## [GIVEN INSTRUCTION]
Can you render the records as a Markdown table with the columns Row and Line, starting at the line that contains "UI element localization: list" and stopping after the line that contains "action-center-flag-icon[interactable] xyxy=(517,435,553,475)"? Skip blank lines and leave the pictures out.

** Begin THE RECORDS **

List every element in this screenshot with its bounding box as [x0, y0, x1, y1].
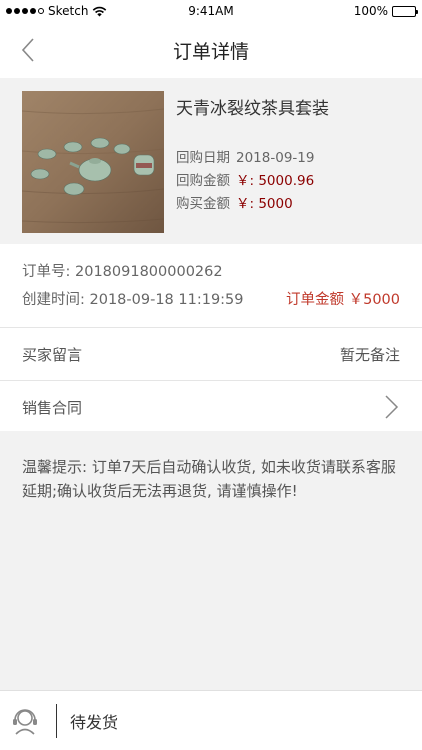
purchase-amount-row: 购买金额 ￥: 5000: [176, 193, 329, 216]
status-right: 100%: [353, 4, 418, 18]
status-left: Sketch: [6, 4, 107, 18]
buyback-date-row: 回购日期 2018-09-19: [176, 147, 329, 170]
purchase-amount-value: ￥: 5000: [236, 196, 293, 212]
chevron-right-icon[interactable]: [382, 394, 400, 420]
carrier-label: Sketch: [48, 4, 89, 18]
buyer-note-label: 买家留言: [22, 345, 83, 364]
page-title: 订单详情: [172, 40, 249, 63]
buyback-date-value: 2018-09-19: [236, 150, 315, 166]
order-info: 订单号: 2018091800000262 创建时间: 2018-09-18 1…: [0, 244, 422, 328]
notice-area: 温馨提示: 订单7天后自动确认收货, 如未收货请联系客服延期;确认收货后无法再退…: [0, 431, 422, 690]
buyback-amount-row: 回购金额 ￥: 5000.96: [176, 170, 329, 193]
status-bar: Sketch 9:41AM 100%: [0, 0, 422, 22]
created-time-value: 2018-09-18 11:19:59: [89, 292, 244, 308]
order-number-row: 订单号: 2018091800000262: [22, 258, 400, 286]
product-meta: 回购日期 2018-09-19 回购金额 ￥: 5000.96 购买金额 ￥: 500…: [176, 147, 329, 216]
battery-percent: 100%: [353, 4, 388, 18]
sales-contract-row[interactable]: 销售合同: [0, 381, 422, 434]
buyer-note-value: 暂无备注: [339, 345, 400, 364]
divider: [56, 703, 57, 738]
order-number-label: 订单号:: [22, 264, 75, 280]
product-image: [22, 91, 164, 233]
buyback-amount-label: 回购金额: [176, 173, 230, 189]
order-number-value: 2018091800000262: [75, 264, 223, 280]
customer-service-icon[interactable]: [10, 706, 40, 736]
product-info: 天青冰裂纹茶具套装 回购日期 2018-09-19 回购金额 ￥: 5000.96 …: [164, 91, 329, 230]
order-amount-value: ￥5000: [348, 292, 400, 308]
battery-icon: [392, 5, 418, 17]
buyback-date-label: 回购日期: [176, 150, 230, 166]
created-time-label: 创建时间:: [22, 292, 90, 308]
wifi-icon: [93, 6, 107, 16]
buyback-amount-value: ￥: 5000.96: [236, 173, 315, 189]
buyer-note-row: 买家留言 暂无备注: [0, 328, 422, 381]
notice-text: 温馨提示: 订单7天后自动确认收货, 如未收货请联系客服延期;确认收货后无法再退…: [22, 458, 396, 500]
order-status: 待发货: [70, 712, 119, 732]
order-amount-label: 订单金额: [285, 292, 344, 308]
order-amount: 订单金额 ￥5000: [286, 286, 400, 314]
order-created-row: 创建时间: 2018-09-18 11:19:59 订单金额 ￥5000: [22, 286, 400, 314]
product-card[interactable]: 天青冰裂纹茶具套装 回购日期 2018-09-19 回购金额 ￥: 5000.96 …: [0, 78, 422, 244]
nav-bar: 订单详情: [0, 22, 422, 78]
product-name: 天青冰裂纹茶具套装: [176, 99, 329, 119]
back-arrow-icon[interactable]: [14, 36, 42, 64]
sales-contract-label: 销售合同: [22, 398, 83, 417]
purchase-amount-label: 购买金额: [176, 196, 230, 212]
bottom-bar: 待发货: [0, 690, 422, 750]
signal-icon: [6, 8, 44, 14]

** End THE RECORDS **
** Begin THE RECORDS **

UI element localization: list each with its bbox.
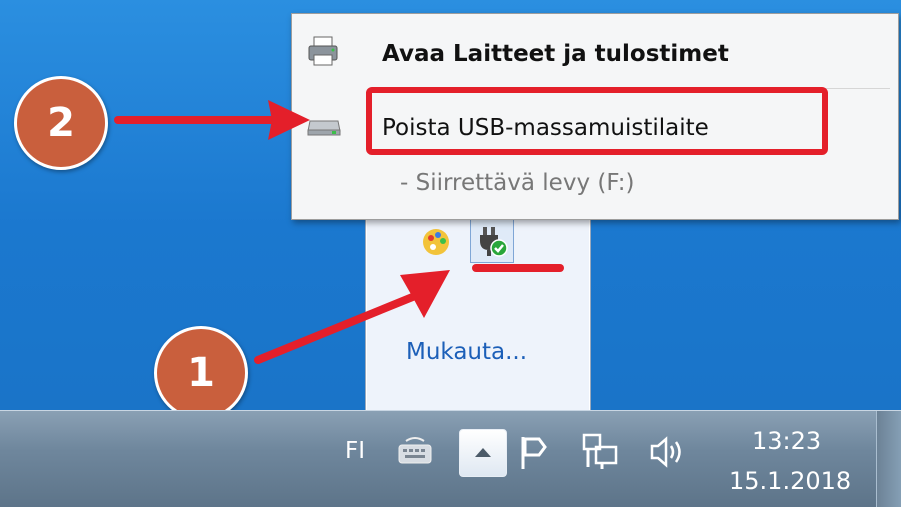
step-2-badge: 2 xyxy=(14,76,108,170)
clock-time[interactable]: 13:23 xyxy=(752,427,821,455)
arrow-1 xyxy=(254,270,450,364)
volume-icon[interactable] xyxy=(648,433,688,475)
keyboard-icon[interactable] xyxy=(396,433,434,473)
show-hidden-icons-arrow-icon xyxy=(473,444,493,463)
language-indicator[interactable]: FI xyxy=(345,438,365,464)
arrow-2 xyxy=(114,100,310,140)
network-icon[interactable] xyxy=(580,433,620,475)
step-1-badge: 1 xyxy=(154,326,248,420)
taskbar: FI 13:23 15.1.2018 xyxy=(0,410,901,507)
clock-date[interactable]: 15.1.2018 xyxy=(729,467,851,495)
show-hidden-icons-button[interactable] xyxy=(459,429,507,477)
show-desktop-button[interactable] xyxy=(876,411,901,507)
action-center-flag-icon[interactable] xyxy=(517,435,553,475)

** End THE RECORDS **
** Begin THE RECORDS **

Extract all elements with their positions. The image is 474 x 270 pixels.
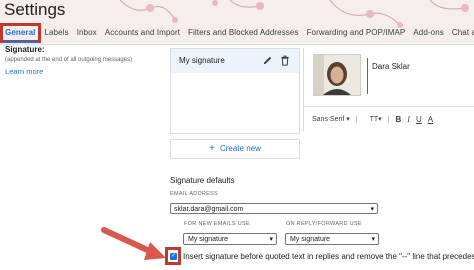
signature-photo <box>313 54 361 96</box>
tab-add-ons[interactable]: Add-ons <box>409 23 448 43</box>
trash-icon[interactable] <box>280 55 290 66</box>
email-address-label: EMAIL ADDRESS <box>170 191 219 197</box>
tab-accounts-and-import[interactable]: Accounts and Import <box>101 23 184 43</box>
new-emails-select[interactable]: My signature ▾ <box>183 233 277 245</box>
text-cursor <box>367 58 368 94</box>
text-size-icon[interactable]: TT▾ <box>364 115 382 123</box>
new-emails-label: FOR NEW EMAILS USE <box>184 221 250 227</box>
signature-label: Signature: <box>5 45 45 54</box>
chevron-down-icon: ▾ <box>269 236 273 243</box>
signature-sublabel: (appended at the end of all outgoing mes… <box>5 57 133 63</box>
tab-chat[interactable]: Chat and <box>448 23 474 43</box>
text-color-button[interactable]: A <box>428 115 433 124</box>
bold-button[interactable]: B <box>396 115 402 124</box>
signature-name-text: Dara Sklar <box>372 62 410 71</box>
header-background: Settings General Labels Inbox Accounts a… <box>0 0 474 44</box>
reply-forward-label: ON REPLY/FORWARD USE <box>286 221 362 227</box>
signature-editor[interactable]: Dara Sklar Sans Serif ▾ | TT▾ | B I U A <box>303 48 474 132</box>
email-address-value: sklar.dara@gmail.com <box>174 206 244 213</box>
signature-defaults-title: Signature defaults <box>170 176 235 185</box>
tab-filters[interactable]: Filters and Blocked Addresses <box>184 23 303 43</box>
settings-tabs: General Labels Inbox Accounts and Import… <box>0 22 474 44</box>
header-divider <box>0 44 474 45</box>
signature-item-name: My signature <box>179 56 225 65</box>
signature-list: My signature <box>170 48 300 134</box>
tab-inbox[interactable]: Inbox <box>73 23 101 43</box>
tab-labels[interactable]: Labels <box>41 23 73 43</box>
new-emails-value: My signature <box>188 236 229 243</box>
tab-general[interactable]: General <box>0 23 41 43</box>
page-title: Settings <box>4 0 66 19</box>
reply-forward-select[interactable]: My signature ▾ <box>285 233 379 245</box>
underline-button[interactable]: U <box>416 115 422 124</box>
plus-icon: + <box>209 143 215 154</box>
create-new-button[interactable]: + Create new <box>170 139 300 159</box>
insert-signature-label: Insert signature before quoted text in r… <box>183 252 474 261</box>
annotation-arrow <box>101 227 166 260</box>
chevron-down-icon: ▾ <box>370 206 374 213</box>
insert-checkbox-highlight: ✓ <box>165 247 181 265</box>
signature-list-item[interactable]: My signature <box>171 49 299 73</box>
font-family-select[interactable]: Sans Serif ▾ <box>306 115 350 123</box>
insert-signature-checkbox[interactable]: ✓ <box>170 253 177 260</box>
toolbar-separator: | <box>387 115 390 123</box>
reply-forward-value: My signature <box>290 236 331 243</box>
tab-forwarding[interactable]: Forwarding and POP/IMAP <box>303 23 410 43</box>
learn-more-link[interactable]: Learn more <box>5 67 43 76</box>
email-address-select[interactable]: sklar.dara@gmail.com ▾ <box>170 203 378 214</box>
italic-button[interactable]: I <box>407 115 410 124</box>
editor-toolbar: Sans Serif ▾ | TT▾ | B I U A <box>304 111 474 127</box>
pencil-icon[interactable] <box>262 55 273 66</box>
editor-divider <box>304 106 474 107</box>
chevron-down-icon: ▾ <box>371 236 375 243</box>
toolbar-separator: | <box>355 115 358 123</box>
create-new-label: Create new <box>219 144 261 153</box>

** End THE RECORDS **

## [ANSWER TO THIS EXERCISE]
| Row | Line |
|---|---|
| 1 | UI element localization: list each with its bbox. |
| 2 | step-2-badge: 2 xyxy=(14,76,108,170) |
| 3 | clock-time[interactable]: 13:23 xyxy=(752,427,821,455) |
| 4 | arrow-1 xyxy=(254,270,450,364) |
| 5 | volume-icon[interactable] xyxy=(648,433,688,475) |
| 6 | keyboard-icon[interactable] xyxy=(396,433,434,473) |
| 7 | show-hidden-icons-arrow-icon xyxy=(473,444,493,463) |
| 8 | language-indicator[interactable]: FI xyxy=(345,438,365,464) |
| 9 | arrow-2 xyxy=(114,100,310,140) |
| 10 | network-icon[interactable] xyxy=(580,433,620,475) |
| 11 | step-1-badge: 1 xyxy=(154,326,248,420) |
| 12 | taskbar: FI 13:23 15.1.2018 xyxy=(0,410,901,507) |
| 13 | clock-date[interactable]: 15.1.2018 xyxy=(729,467,851,495) |
| 14 | show-hidden-icons-button[interactable] xyxy=(459,429,507,477) |
| 15 | show-desktop-button[interactable] xyxy=(876,411,901,507) |
| 16 | action-center-flag-icon[interactable] xyxy=(517,435,553,475) |